EXERCISE INSTRUCTIONS
Please give the count of lines holding the string "potential" and nothing besides.

(Records from a collection of figures)
>>

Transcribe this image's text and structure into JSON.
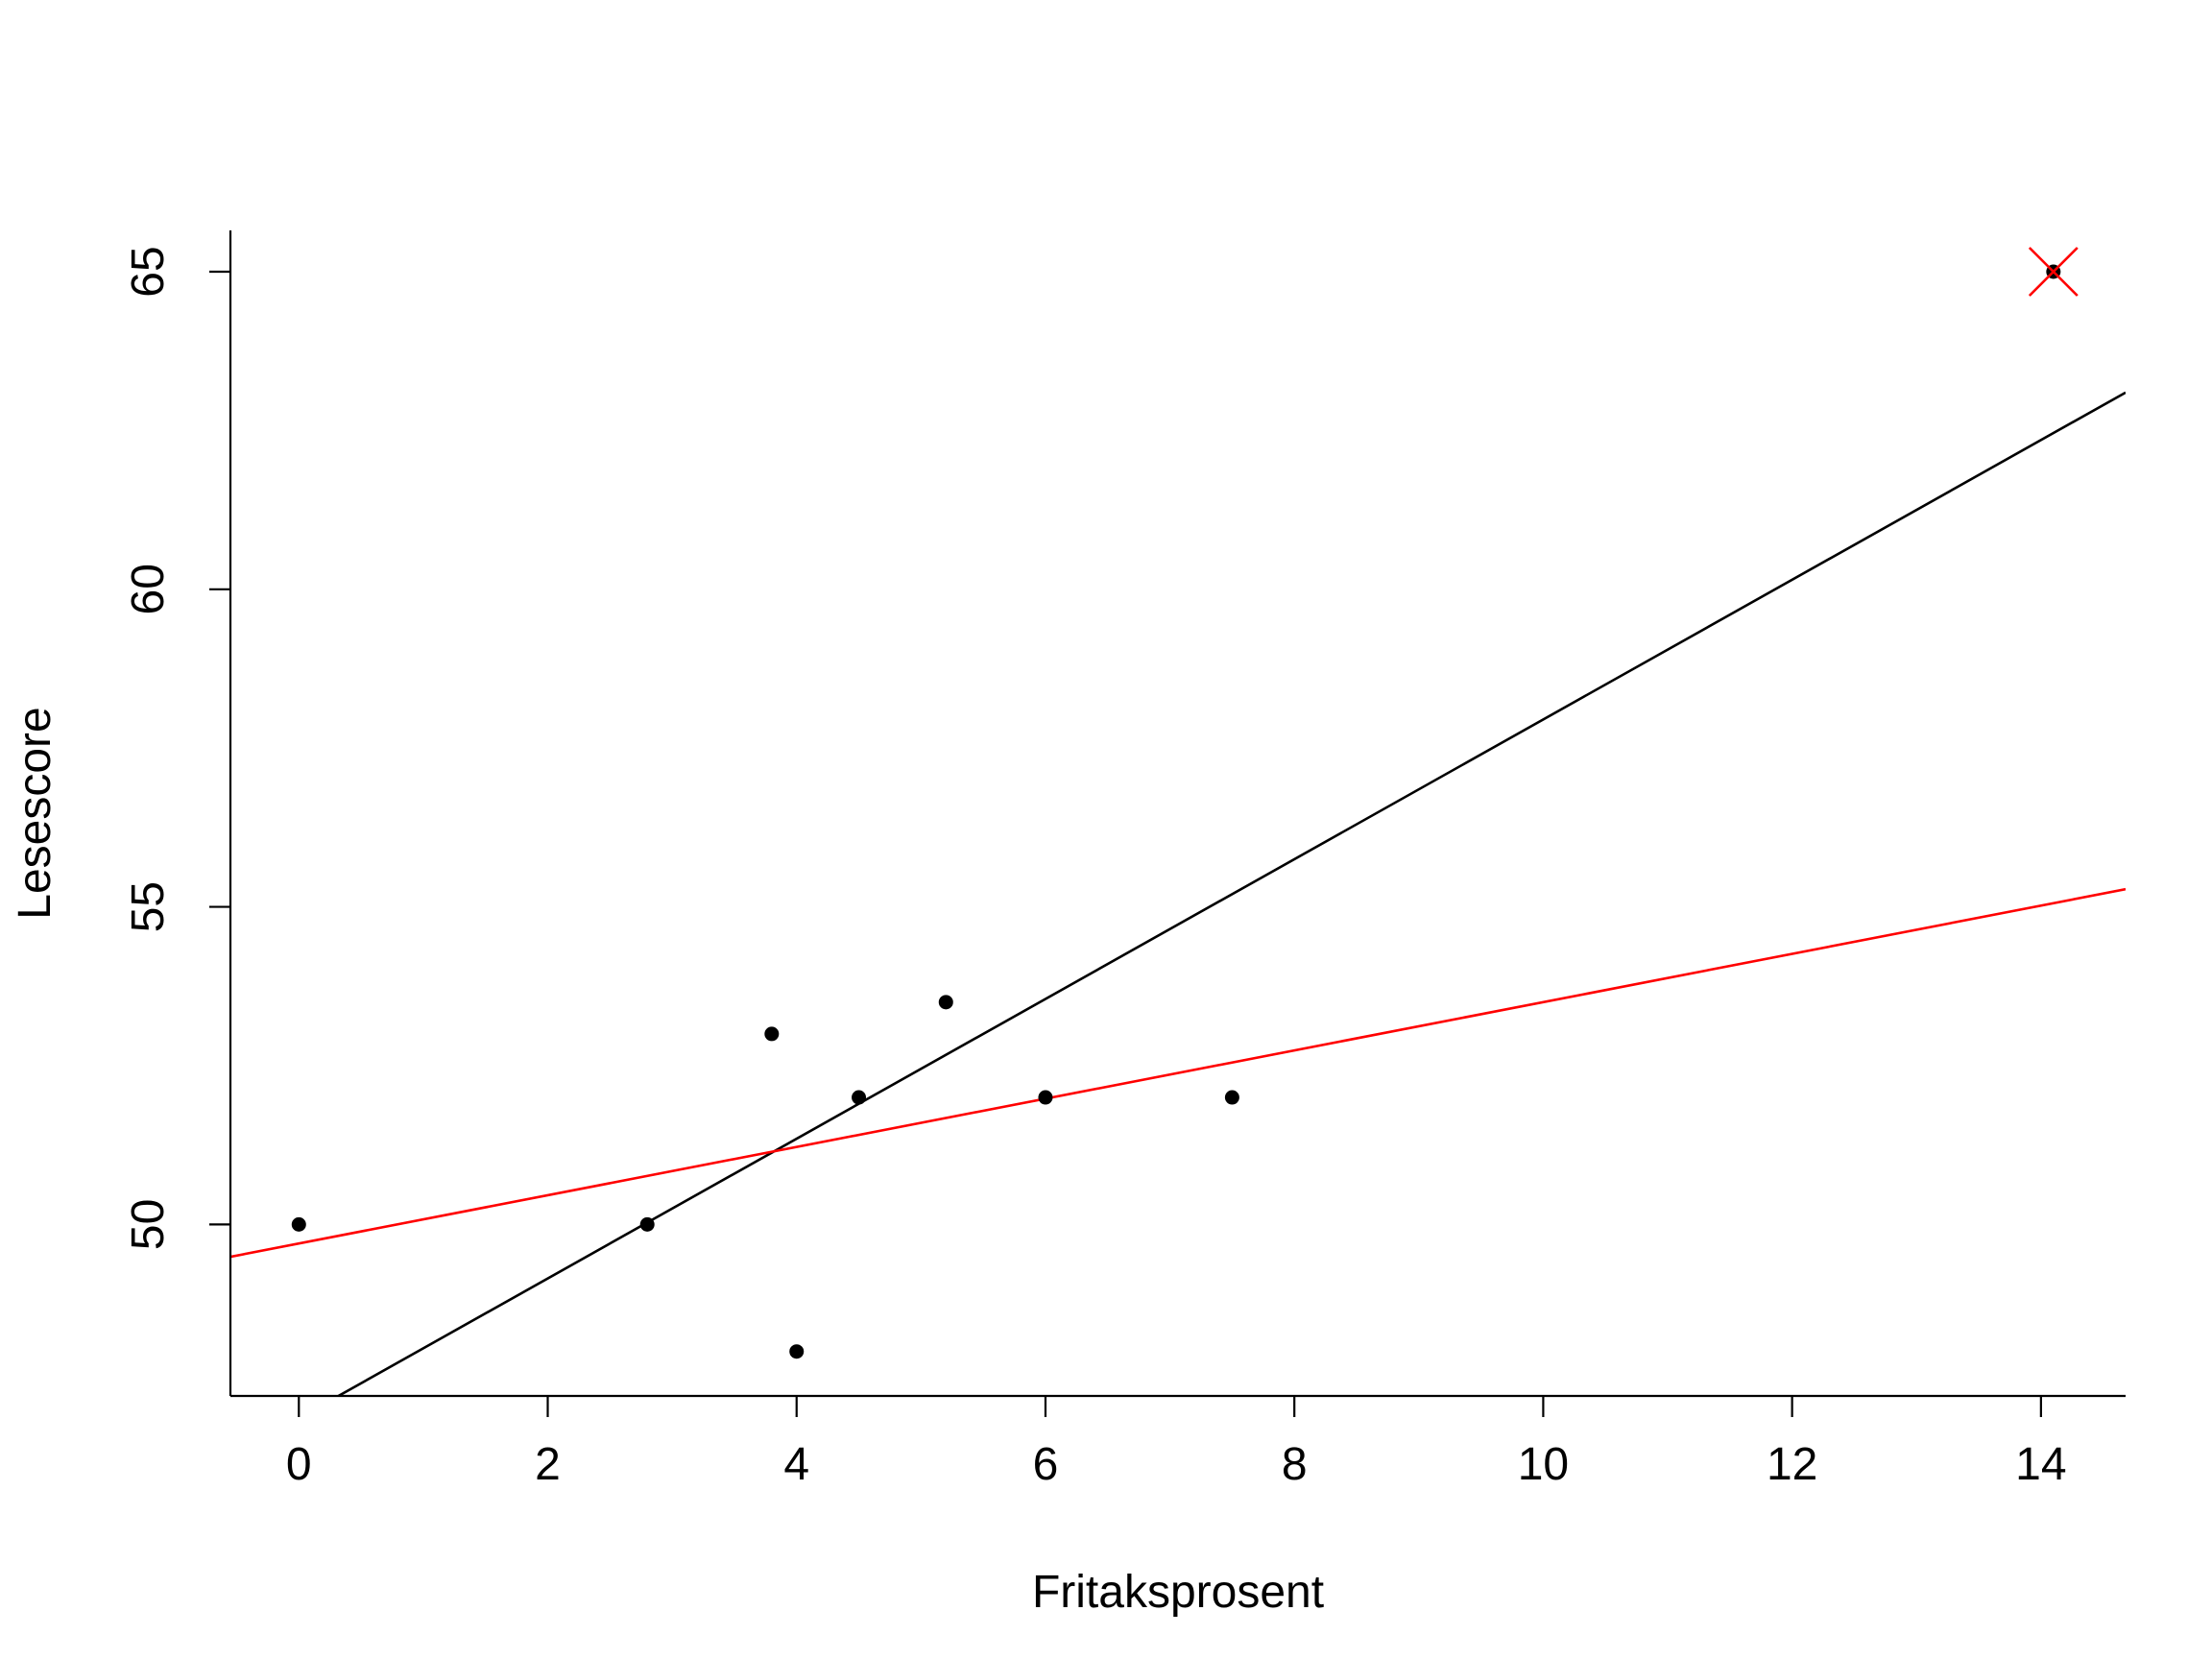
{
  "chart_data": {
    "type": "scatter",
    "xlabel": "Fritaksprosent",
    "ylabel": "Lesescore",
    "xlim": [
      -0.55,
      14.68
    ],
    "ylim": [
      47.3,
      65.65
    ],
    "x_ticks": [
      0,
      2,
      4,
      6,
      8,
      10,
      12,
      14
    ],
    "y_ticks": [
      50,
      55,
      60,
      65
    ],
    "x_tick_labels": [
      "0",
      "2",
      "4",
      "6",
      "8",
      "10",
      "12",
      "14"
    ],
    "y_tick_labels": [
      "50",
      "55",
      "60",
      "65"
    ],
    "grid": false,
    "points": [
      {
        "x": 0,
        "y": 50
      },
      {
        "x": 2.8,
        "y": 50
      },
      {
        "x": 3.8,
        "y": 53
      },
      {
        "x": 4.0,
        "y": 48
      },
      {
        "x": 4.5,
        "y": 52
      },
      {
        "x": 5.2,
        "y": 53.5
      },
      {
        "x": 6.0,
        "y": 52
      },
      {
        "x": 7.5,
        "y": 52
      },
      {
        "x": 14.1,
        "y": 65
      }
    ],
    "highlighted_point": {
      "x": 14.1,
      "y": 65,
      "marker": "x",
      "color": "#ff0000"
    },
    "lines": [
      {
        "intercept": 46.95,
        "slope": 1.1,
        "color": "#000000"
      },
      {
        "intercept": 49.7,
        "slope": 0.38,
        "color": "#ff0000"
      }
    ],
    "point_color": "#000000"
  }
}
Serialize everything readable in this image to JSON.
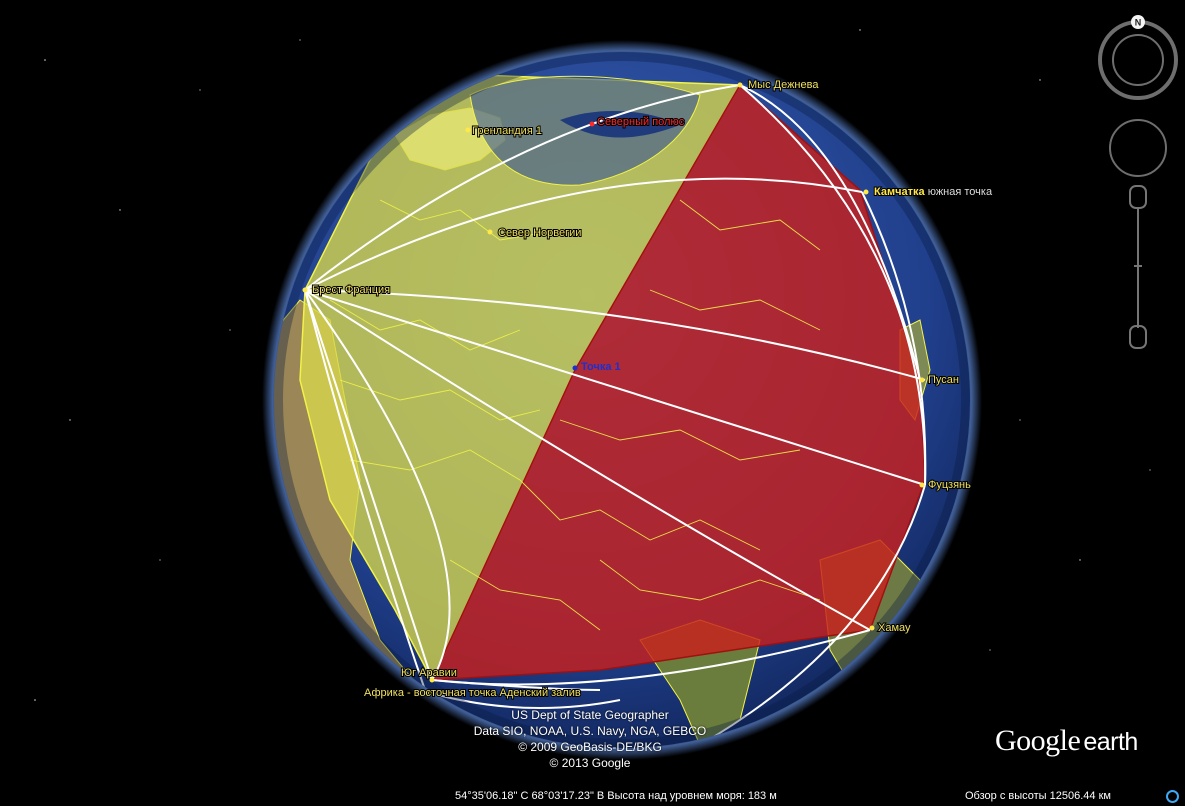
{
  "app": "Google Earth",
  "placemarks": {
    "cape_dezhnev": "Мыс Дежнева",
    "greenland": "Гренландия 1",
    "north_pole": "Северный полюс",
    "kamchatka": "Камчатка",
    "kamchatka_suffix": "южная точка",
    "north_norway": "Север Норвегии",
    "brest": "Брест Франция",
    "point1": "Точка 1",
    "busan": "Пусан",
    "fuzhou": "Фуцзянь",
    "hamau": "Хамау",
    "south_arabia": "Юг Аравии",
    "africa_east": "Африка - восточная точка Аденский залив"
  },
  "credits": [
    "US Dept of State Geographer",
    "Data SIO, NOAA, U.S. Navy, NGA, GEBCO",
    "© 2009 GeoBasis-DE/BKG",
    "© 2013 Google"
  ],
  "status": {
    "coords": "54°35'06.18\" С  68°03'17.23\" В  Высота над уровнем моря:   183 м",
    "eye_alt": "Обзор с высоты 12506.44 км"
  },
  "logo": {
    "google": "Google",
    "earth": "earth"
  },
  "compass": {
    "north_label": "N"
  },
  "colors": {
    "ocean": "#1f3f8a",
    "land": "#8a7a4a",
    "yellow_polygon": "#d8d84a",
    "red_polygon": "#c8201c",
    "borders": "#f2f24a",
    "lines": "#ffffff"
  }
}
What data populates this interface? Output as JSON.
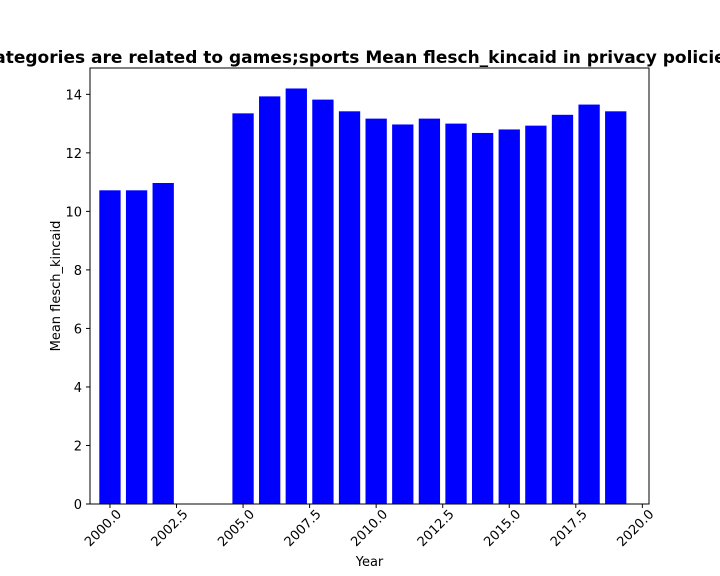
{
  "chart_data": {
    "type": "bar",
    "title": "categories are related to games;sports Mean flesch_kincaid in privacy policies",
    "xlabel": "Year",
    "ylabel": "Mean flesch_kincaid",
    "bar_color": "#0000ff",
    "x": [
      2000,
      2001,
      2002,
      2005,
      2006,
      2007,
      2008,
      2009,
      2010,
      2011,
      2012,
      2013,
      2014,
      2015,
      2016,
      2017,
      2018,
      2019
    ],
    "values": [
      10.72,
      10.72,
      10.97,
      13.35,
      13.93,
      14.2,
      13.82,
      13.42,
      13.17,
      12.97,
      13.17,
      13.0,
      12.68,
      12.8,
      12.93,
      13.3,
      13.65,
      13.42
    ],
    "xlim": [
      1999.25,
      2020.25
    ],
    "ylim": [
      0,
      14.9
    ],
    "xticks": [
      2000.0,
      2002.5,
      2005.0,
      2007.5,
      2010.0,
      2012.5,
      2015.0,
      2017.5,
      2020.0
    ],
    "xtick_labels": [
      "2000.0",
      "2002.5",
      "2005.0",
      "2007.5",
      "2010.0",
      "2012.5",
      "2015.0",
      "2017.5",
      "2020.0"
    ],
    "yticks": [
      0,
      2,
      4,
      6,
      8,
      10,
      12,
      14
    ],
    "ytick_labels": [
      "0",
      "2",
      "4",
      "6",
      "8",
      "10",
      "12",
      "14"
    ],
    "grid": false,
    "legend": false
  }
}
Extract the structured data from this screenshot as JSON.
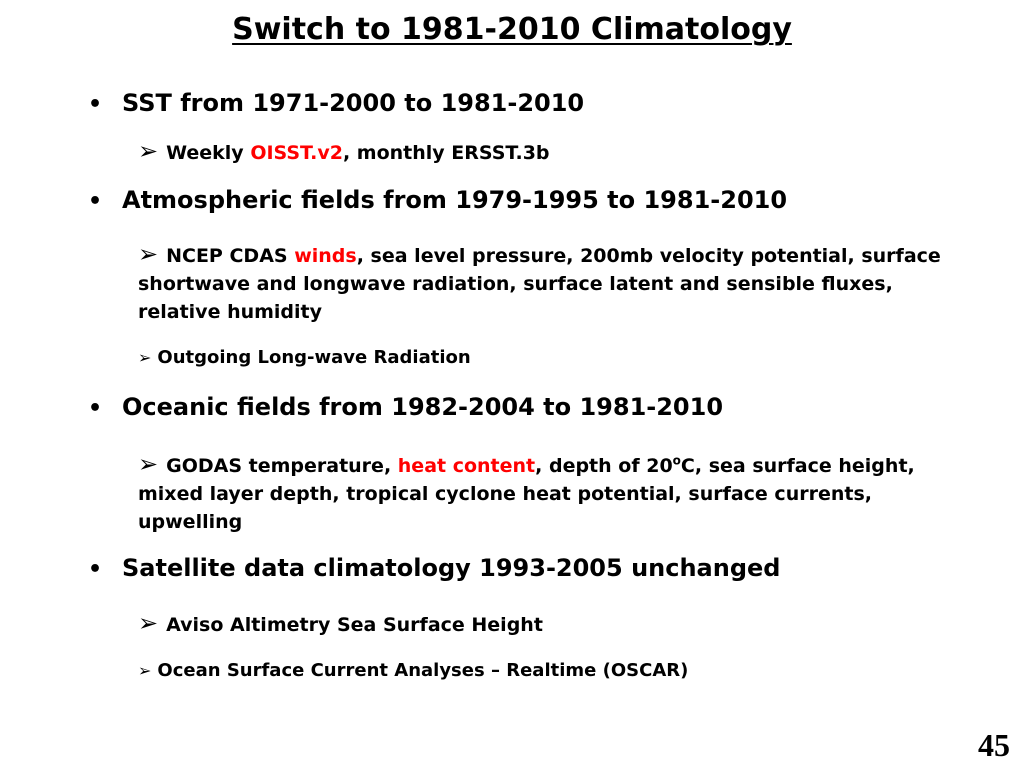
{
  "title": "Switch to 1981-2010 Climatology",
  "bullets": [
    {
      "text": "SST from 1971-2000 to 1981-2010",
      "subs": [
        {
          "pre": "Weekly ",
          "red": "OISST.v2",
          "post": ", monthly ERSST.3b"
        }
      ]
    },
    {
      "text": "Atmospheric fields from 1979-1995 to 1981-2010",
      "subs": [
        {
          "pre": "NCEP CDAS ",
          "red": "winds",
          "post": ", sea level pressure, 200mb velocity potential, surface shortwave and longwave radiation, surface latent and sensible fluxes, relative humidity"
        },
        {
          "text": "Outgoing Long-wave Radiation"
        }
      ]
    },
    {
      "text": "Oceanic fields from 1982-2004 to 1981-2010",
      "subs": [
        {
          "pre": "GODAS temperature, ",
          "red": "heat content",
          "mid": ", depth of 20",
          "sup": "o",
          "post": "C, sea surface height, mixed layer depth, tropical cyclone heat potential, surface currents, upwelling"
        }
      ]
    },
    {
      "text": "Satellite data climatology 1993-2005 unchanged",
      "subs": [
        {
          "text": "Aviso Altimetry Sea Surface Height"
        },
        {
          "text": "Ocean Surface Current Analyses – Realtime (OSCAR)"
        }
      ]
    }
  ],
  "page_number": "45"
}
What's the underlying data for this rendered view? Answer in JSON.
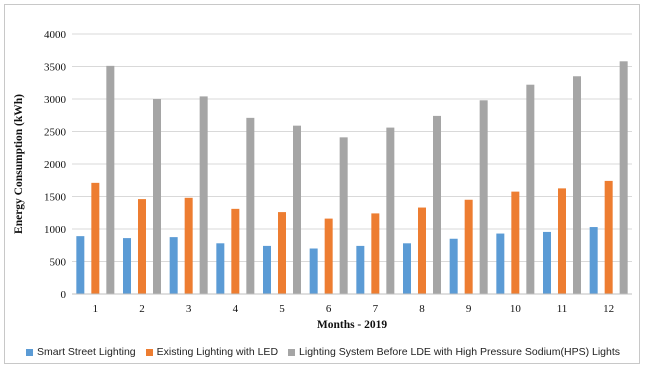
{
  "chart_data": {
    "type": "bar",
    "title": "",
    "xlabel": "Months - 2019",
    "ylabel": "Energy Consumption (kWh)",
    "ylim": [
      0,
      4000
    ],
    "yticks": [
      "0",
      "500",
      "1000",
      "1500",
      "2000",
      "2500",
      "3000",
      "3500",
      "4000"
    ],
    "categories": [
      "1",
      "2",
      "3",
      "4",
      "5",
      "6",
      "7",
      "8",
      "9",
      "10",
      "11",
      "12"
    ],
    "grid": true,
    "legend_position": "bottom",
    "series": [
      {
        "name": "Smart Street Lighting",
        "color": "#5b9bd5",
        "values": [
          890,
          860,
          875,
          780,
          740,
          700,
          740,
          780,
          850,
          930,
          955,
          1030
        ]
      },
      {
        "name": "Existing Lighting with LED",
        "color": "#ed7d31",
        "values": [
          1710,
          1460,
          1480,
          1310,
          1260,
          1160,
          1240,
          1330,
          1450,
          1575,
          1625,
          1740
        ]
      },
      {
        "name": "Lighting System Before LDE with High Pressure Sodium(HPS) Lights",
        "color": "#a5a5a5",
        "values": [
          3510,
          3000,
          3040,
          2710,
          2590,
          2410,
          2560,
          2740,
          2980,
          3220,
          3350,
          3580
        ]
      }
    ]
  }
}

<<

RESPONSE TO THIS TASK
2